WORK TO DO: Select lines where the word "Arkansas" appears.

>>

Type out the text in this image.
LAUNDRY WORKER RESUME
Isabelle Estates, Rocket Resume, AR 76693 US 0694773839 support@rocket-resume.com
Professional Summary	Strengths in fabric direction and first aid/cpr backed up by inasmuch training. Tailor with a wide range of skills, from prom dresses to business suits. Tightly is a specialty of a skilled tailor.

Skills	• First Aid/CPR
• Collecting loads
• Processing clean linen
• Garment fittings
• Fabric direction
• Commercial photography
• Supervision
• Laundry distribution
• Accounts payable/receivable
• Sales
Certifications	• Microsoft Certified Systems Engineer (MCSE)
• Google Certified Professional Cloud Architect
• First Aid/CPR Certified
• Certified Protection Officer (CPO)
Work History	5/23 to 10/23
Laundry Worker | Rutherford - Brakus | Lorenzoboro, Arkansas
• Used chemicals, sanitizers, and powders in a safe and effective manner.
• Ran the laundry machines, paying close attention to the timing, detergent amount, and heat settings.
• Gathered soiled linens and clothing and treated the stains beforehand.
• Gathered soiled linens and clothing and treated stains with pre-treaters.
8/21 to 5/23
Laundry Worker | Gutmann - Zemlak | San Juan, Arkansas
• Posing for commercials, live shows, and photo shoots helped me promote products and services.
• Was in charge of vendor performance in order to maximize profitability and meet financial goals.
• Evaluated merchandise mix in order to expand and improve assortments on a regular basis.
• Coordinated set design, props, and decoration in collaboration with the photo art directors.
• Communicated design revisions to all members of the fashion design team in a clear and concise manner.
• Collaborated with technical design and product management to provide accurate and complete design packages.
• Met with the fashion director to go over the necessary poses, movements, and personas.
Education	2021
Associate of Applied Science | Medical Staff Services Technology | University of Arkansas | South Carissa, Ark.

<<

WORKED SOLUTION:
Laundry Worker | Rutherford - Brakus | Lorenzoboro, Arkansas
Laundry Worker | Gutmann - Zemlak | San Juan, Arkansas
Associate of Applied Science | Medical Staff Services Technology | University of Arkansas | South Carissa, Ark.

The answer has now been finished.